§ **Challenge**:
Write out the listing below in full and exactly, leaving out every picture.

═════ Entries shown ═════

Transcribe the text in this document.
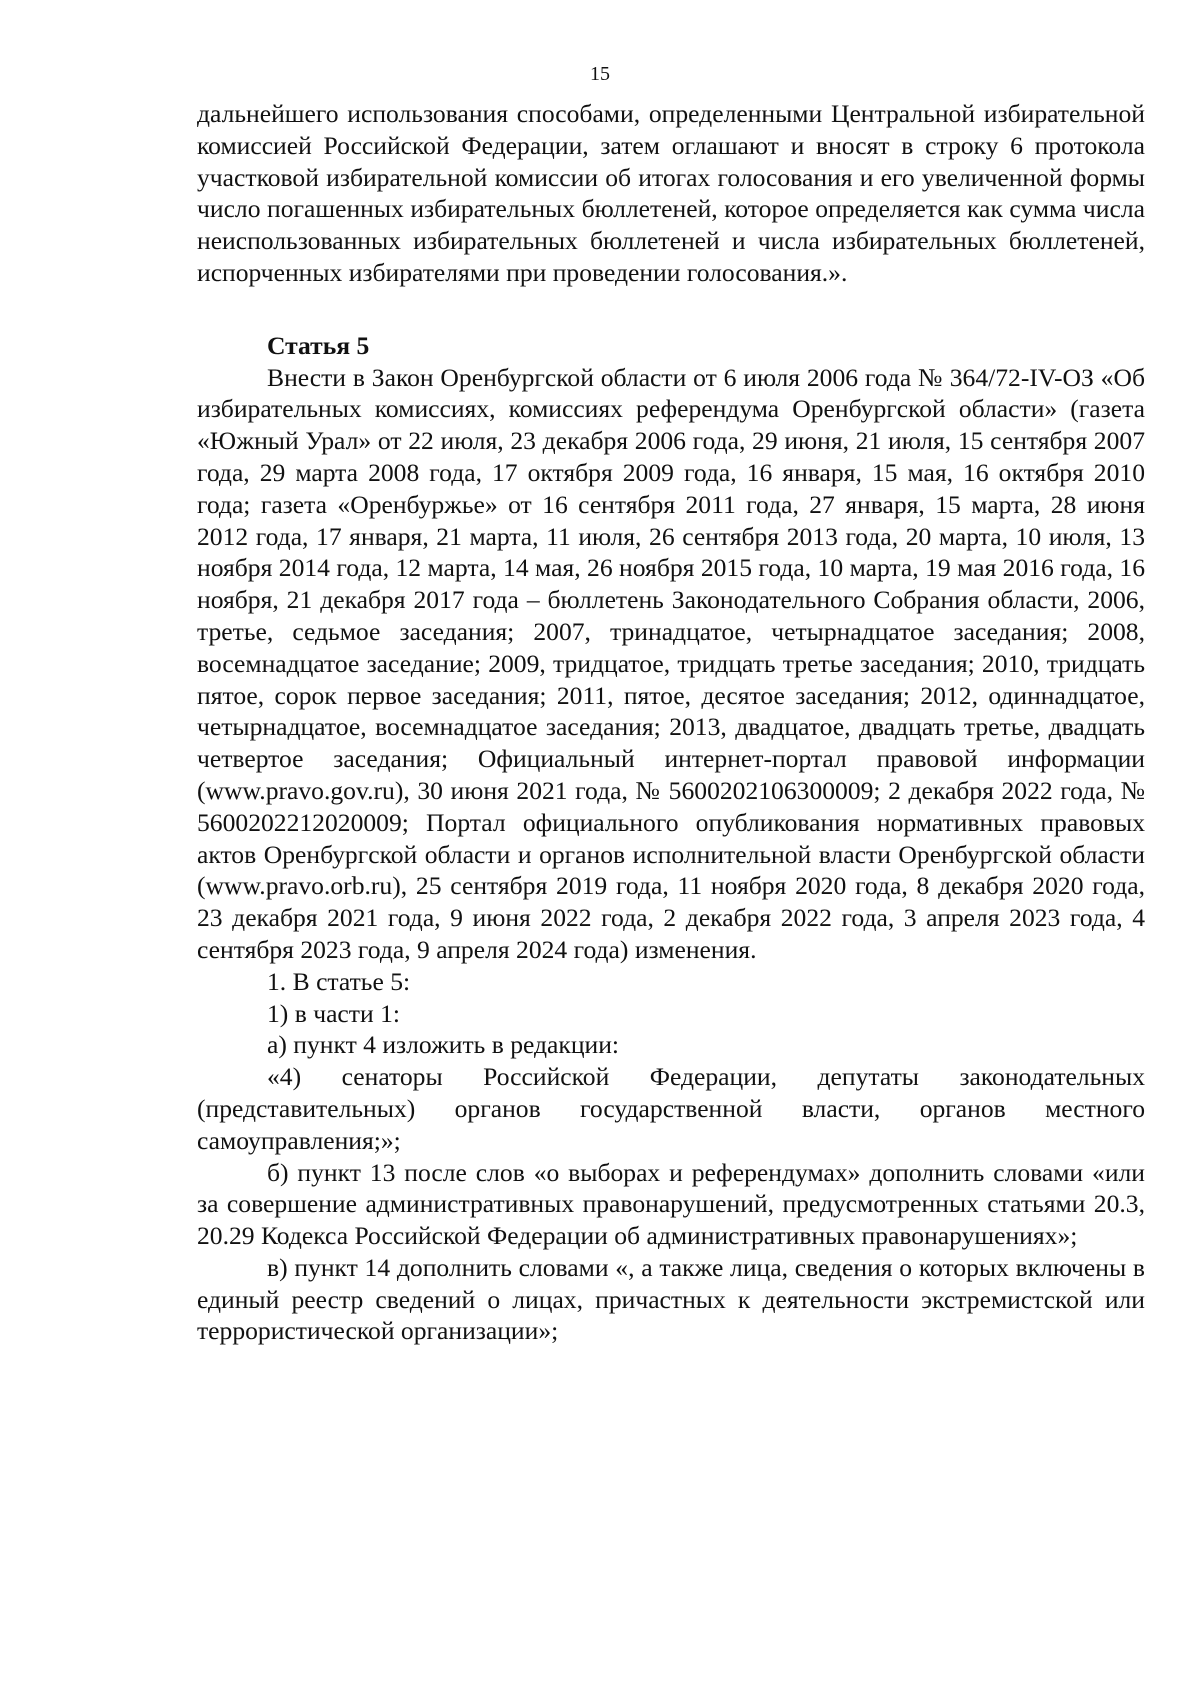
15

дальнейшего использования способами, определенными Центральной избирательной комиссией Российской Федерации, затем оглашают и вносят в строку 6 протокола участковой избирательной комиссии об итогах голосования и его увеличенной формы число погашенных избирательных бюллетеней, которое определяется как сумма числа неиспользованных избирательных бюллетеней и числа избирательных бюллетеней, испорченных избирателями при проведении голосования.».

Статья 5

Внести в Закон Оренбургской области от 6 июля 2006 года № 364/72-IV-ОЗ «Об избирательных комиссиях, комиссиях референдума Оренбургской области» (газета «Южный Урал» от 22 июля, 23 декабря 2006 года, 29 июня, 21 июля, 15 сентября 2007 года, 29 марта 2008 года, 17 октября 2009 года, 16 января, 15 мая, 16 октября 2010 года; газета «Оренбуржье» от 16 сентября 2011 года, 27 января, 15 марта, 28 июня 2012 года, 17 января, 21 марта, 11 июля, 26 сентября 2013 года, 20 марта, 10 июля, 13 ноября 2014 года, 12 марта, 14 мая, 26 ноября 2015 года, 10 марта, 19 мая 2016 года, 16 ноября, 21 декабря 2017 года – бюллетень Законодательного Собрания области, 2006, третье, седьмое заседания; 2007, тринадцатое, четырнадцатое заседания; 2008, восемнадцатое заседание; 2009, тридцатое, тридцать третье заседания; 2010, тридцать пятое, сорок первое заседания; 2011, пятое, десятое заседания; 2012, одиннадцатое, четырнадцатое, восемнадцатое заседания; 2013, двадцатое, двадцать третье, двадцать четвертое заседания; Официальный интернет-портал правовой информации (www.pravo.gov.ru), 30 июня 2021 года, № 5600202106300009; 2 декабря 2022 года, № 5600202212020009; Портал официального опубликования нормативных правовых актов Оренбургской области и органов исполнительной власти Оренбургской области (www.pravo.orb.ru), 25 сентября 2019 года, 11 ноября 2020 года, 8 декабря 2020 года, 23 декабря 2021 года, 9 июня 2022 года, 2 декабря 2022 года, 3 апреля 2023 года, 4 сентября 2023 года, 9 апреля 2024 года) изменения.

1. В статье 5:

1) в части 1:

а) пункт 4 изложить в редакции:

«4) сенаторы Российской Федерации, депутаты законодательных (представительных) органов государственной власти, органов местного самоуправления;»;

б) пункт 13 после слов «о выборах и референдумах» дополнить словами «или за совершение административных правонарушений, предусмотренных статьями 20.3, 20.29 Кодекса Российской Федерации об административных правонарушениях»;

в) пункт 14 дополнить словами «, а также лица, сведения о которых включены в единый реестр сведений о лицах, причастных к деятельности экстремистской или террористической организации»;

═════

§ **Expected answer**:
Transcribe the text in this document.
15

дальнейшего использования способами, определенными Центральной избирательной комиссией Российской Федерации, затем оглашают и вносят в строку 6 протокола участковой избирательной комиссии об итогах голосования и его увеличенной формы число погашенных избирательных бюллетеней, которое определяется как сумма числа неиспользованных избирательных бюллетеней и числа избирательных бюллетеней, испорченных избирателями при проведении голосования.».

Статья 5

Внести в Закон Оренбургской области от 6 июля 2006 года № 364/72-IV-ОЗ «Об избирательных комиссиях, комиссиях референдума Оренбургской области» (газета «Южный Урал» от 22 июля, 23 декабря 2006 года, 29 июня, 21 июля, 15 сентября 2007 года, 29 марта 2008 года, 17 октября 2009 года, 16 января, 15 мая, 16 октября 2010 года; газета «Оренбуржье» от 16 сентября 2011 года, 27 января, 15 марта, 28 июня 2012 года, 17 января, 21 марта, 11 июля, 26 сентября 2013 года, 20 марта, 10 июля, 13 ноября 2014 года, 12 марта, 14 мая, 26 ноября 2015 года, 10 марта, 19 мая 2016 года, 16 ноября, 21 декабря 2017 года – бюллетень Законодательного Собрания области, 2006, третье, седьмое заседания; 2007, тринадцатое, четырнадцатое заседания; 2008, восемнадцатое заседание; 2009, тридцатое, тридцать третье заседания; 2010, тридцать пятое, сорок первое заседания; 2011, пятое, десятое заседания; 2012, одиннадцатое, четырнадцатое, восемнадцатое заседания; 2013, двадцатое, двадцать третье, двадцать четвертое заседания; Официальный интернет-портал правовой информации (www.pravo.gov.ru), 30 июня 2021 года, № 5600202106300009; 2 декабря 2022 года, № 5600202212020009; Портал официального опубликования нормативных правовых актов Оренбургской области и органов исполнительной власти Оренбургской области (www.pravo.orb.ru), 25 сентября 2019 года, 11 ноября 2020 года, 8 декабря 2020 года, 23 декабря 2021 года, 9 июня 2022 года, 2 декабря 2022 года, 3 апреля 2023 года, 4 сентября 2023 года, 9 апреля 2024 года) изменения.

1. В статье 5:

1) в части 1:

а) пункт 4 изложить в редакции:

«4) сенаторы Российской Федерации, депутаты законодательных (представительных) органов государственной власти, органов местного самоуправления;»;

б) пункт 13 после слов «о выборах и референдумах» дополнить словами «или за совершение административных правонарушений, предусмотренных статьями 20.3, 20.29 Кодекса Российской Федерации об административных правонарушениях»;

в) пункт 14 дополнить словами «, а также лица, сведения о которых включены в единый реестр сведений о лицах, причастных к деятельности экстремистской или террористической организации»;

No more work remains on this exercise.